Written instruction ▸ Among the records that follow, count the lines with the string "MATRIK"; report only that count.

Extracted data entries:

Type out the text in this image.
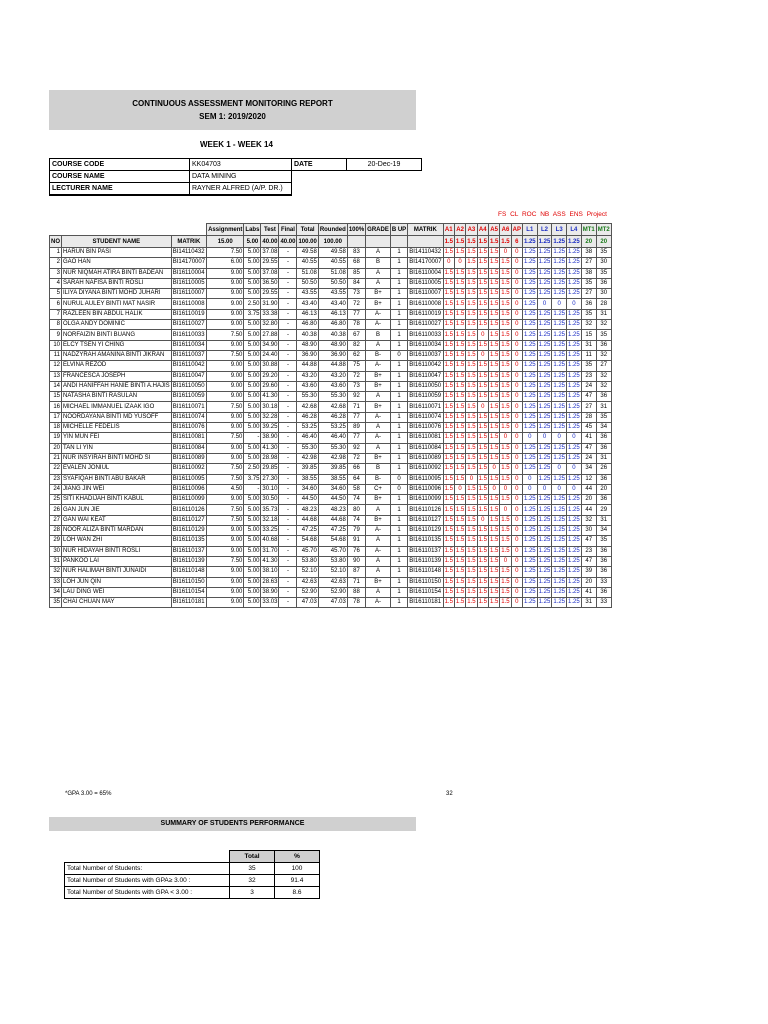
CONTINUOUS ASSESSMENT MONITORING REPORT
SEM 1: 2019/2020
WEEK 1 - WEEK 14
COURSE CODE	KK04703	DATE	20-Dec-19
COURSE NAME	DATA MINING		
LECTURER NAME	RAYNER ALFRED (A/P. DR.)		
FS CL ROC NB ASS ENS Project
			Assignment	Labs	Test	Final	Total	Rounded	100%	GRADE	B UP	MATRIK	A1	A2	A3	A4	A5	A6	AP	L1	L2	L3	L4	MT1	MT2
NO	STUDENT NAME	MATRIK	15.00	5.00	40.00	40.00	100.00	100.00					1.5	1.5	1.5	1.5	1.5	1.5	6	1.25	1.25	1.25	1.25	20	20
1	HARUN BIN PASI	BI14110432	7.50	5.00	37.08	-	49.58	49.58	83	A	1	BI14110432	1.5	1.5	1.5	1.5	1.5	0	0	1.25	1.25	1.25	1.25	38	35
2	GAO HAN	BI14170007	6.00	5.00	29.55	-	40.55	40.55	68	B	1	BI14170007	0	0	1.5	1.5	1.5	1.5	0	1.25	1.25	1.25	1.25	27	30
3	NUR NIQMAH ATIRA BINTI BADEAN	BI16110004	9.00	5.00	37.08	-	51.08	51.08	85	A	1	BI16110004	1.5	1.5	1.5	1.5	1.5	1.5	0	1.25	1.25	1.25	1.25	38	35
4	SARAH NAFISA BINTI ROSLI	BI16110005	9.00	5.00	36.50	-	50.50	50.50	84	A	1	BI16110005	1.5	1.5	1.5	1.5	1.5	1.5	0	1.25	1.25	1.25	1.25	35	36
5	ILIYA DIYANA BINTI MOHD JUHARI	BI16110007	9.00	5.00	29.55	-	43.55	43.55	73	B+	1	BI16110007	1.5	1.5	1.5	1.5	1.5	1.5	0	1.25	1.25	1.25	1.25	27	30
6	NURUL AULEY BINTI MAT NASIR	BI16110008	9.00	2.50	31.90	-	43.40	43.40	72	B+	1	BI16110008	1.5	1.5	1.5	1.5	1.5	1.5	0	1.25	0	0	0	36	28
7	RAZLEEN BIN ABDUL HALIK	BI16110019	9.00	3.75	33.38	-	46.13	46.13	77	A-	1	BI16110019	1.5	1.5	1.5	1.5	1.5	1.5	0	1.25	1.25	1.25	1.25	35	31
8	OLGA ANDY DOMINIC	BI16110027	9.00	5.00	32.80	-	46.80	46.80	78	A-	1	BI16110027	1.5	1.5	1.5	1.5	1.5	1.5	0	1.25	1.25	1.25	1.25	32	32
9	NORFAIZIN BINTI BUANG	BI16110033	7.50	5.00	27.88	-	40.38	40.38	67	B	1	BI16110033	1.5	1.5	1.5	0	1.5	1.5	0	1.25	1.25	1.25	1.25	15	35
10	ELCY TSEN YI CHING	BI16110034	9.00	5.00	34.90	-	48.90	48.90	82	A	1	BI16110034	1.5	1.5	1.5	1.5	1.5	1.5	0	1.25	1.25	1.25	1.25	31	36
11	NADZYRAH AMANINA BINTI JIKRAN	BI16110037	7.50	5.00	24.40	-	36.90	36.90	62	B-	0	BI16110037	1.5	1.5	1.5	0	1.5	1.5	0	1.25	1.25	1.25	1.25	11	32
12	ELVINA REZOD	BI16110042	9.00	5.00	30.88	-	44.88	44.88	75	A-	1	BI16110042	1.5	1.5	1.5	1.5	1.5	1.5	0	1.25	1.25	1.25	1.25	35	27
13	FRANCESCA JOSEPH	BI16110047	9.00	5.00	29.20	-	43.20	43.20	72	B+	1	BI16110047	1.5	1.5	1.5	1.5	1.5	1.5	0	1.25	1.25	1.25	1.25	23	32
14	ANDI HANIFFAH HANIE BINTI A.HAJIS	BI16110050	9.00	5.00	29.60	-	43.60	43.60	73	B+	1	BI16110050	1.5	1.5	1.5	1.5	1.5	1.5	0	1.25	1.25	1.25	1.25	24	32
15	NATASHA BINTI RASULAN	BI16110059	9.00	5.00	41.30	-	55.30	55.30	92	A	1	BI16110059	1.5	1.5	1.5	1.5	1.5	1.5	0	1.25	1.25	1.25	1.25	47	36
16	MICHAEL IMMANUEL IZAAK IGO	BI16110071	7.50	5.00	30.18	-	42.68	42.68	71	B+	1	BI16110071	1.5	1.5	1.5	0	1.5	1.5	0	1.25	1.25	1.25	1.25	27	31
17	NOORDAYANA BINTI MD YUSOFF	BI16110074	9.00	5.00	32.28	-	46.28	46.28	77	A-	1	BI16110074	1.5	1.5	1.5	1.5	1.5	1.5	0	1.25	1.25	1.25	1.25	28	35
18	MICHELLE FEDELIS	BI16110076	9.00	5.00	39.25	-	53.25	53.25	89	A	1	BI16110076	1.5	1.5	1.5	1.5	1.5	1.5	0	1.25	1.25	1.25	1.25	45	34
19	YIN MUN FEI	BI16110081	7.50	-	38.90	-	46.40	46.40	77	A-	1	BI16110081	1.5	1.5	1.5	1.5	1.5	0	0	0	0	0	0	41	36
20	TAN LI YIN	BI16110084	9.00	5.00	41.30	-	55.30	55.30	92	A	1	BI16110084	1.5	1.5	1.5	1.5	1.5	1.5	0	1.25	1.25	1.25	1.25	47	36
21	NUR INSYIRAH BINTI MOHD SI	BI16110089	9.00	5.00	28.98	-	42.98	42.98	72	B+	1	BI16110089	1.5	1.5	1.5	1.5	1.5	1.5	0	1.25	1.25	1.25	1.25	24	31
22	EVALEN JONIUL	BI16110092	7.50	2.50	29.85	-	39.85	39.85	66	B	1	BI16110092	1.5	1.5	1.5	1.5	0	1.5	0	1.25	1.25	0	0	34	26
23	SYAFIQAH BINTI ABU BAKAR	BI16110095	7.50	3.75	27.30	-	38.55	38.55	64	B-	0	BI16110095	1.5	1.5	0	1.5	1.5	1.5	0	0	1.25	1.25	1.25	12	36
24	JIANG JIN WEI	BI16110096	4.50	-	30.10	-	34.60	34.60	58	C+	0	BI16110096	1.5	0	1.5	1.5	0	0	0	0	0	0	0	44	20
25	SITI KHADIJAH BINTI KABUL	BI16110099	9.00	5.00	30.50	-	44.50	44.50	74	B+	1	BI16110099	1.5	1.5	1.5	1.5	1.5	1.5	0	1.25	1.25	1.25	1.25	20	36
26	GAN JUN JIE	BI16110126	7.50	5.00	35.73	-	48.23	48.23	80	A	1	BI16110126	1.5	1.5	1.5	1.5	1.5	0	0	1.25	1.25	1.25	1.25	44	29
27	GAN WAI KEAT	BI16110127	7.50	5.00	32.18	-	44.68	44.68	74	B+	1	BI16110127	1.5	1.5	1.5	0	1.5	1.5	0	1.25	1.25	1.25	1.25	32	31
28	NOOR ALIZA BINTI MARDAN	BI16110129	9.00	5.00	33.25	-	47.25	47.25	79	A-	1	BI16110129	1.5	1.5	1.5	1.5	1.5	1.5	0	1.25	1.25	1.25	1.25	30	34
29	LOH WAN ZHI	BI16110135	9.00	5.00	40.68	-	54.68	54.68	91	A	1	BI16110135	1.5	1.5	1.5	1.5	1.5	1.5	0	1.25	1.25	1.25	1.25	47	35
30	NUR HIDAYAH BINTI ROSLI	BI16110137	9.00	5.00	31.70	-	45.70	45.70	76	A-	1	BI16110137	1.5	1.5	1.5	1.5	1.5	1.5	0	1.25	1.25	1.25	1.25	23	36
31	PANKOO LAI	BI16110139	7.50	5.00	41.30	-	53.80	53.80	90	A	1	BI16110139	1.5	1.5	1.5	1.5	1.5	0	0	1.25	1.25	1.25	1.25	47	36
32	NUR HALIMAH BINTI JUNAIDI	BI16110148	9.00	5.00	38.10	-	52.10	52.10	87	A	1	BI16110148	1.5	1.5	1.5	1.5	1.5	1.5	0	1.25	1.25	1.25	1.25	39	36
33	LOH JUN QIN	BI16110150	9.00	5.00	28.63	-	42.63	42.63	71	B+	1	BI16110150	1.5	1.5	1.5	1.5	1.5	1.5	0	1.25	1.25	1.25	1.25	20	33
34	LAU DING WEI	BI16110154	9.00	5.00	38.90	-	52.90	52.90	88	A	1	BI16110154	1.5	1.5	1.5	1.5	1.5	1.5	0	1.25	1.25	1.25	1.25	41	36
35	CHAI CHUAN MAY	BI16110181	9.00	5.00	33.03	-	47.03	47.03	78	A-	1	BI16110181	1.5	1.5	1.5	1.5	1.5	1.5	0	1.25	1.25	1.25	1.25	31	33
*GPA 3.00 = 65%	32
SUMMARY OF STUDENTS PERFORMANCE
	Total	%
Total Number of Students:	35	100
Total Number of Students with GPA≥ 3.00 :	32	91.4
Total Number of Students with GPA < 3.00 :	3	8.6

Final result ▸ 2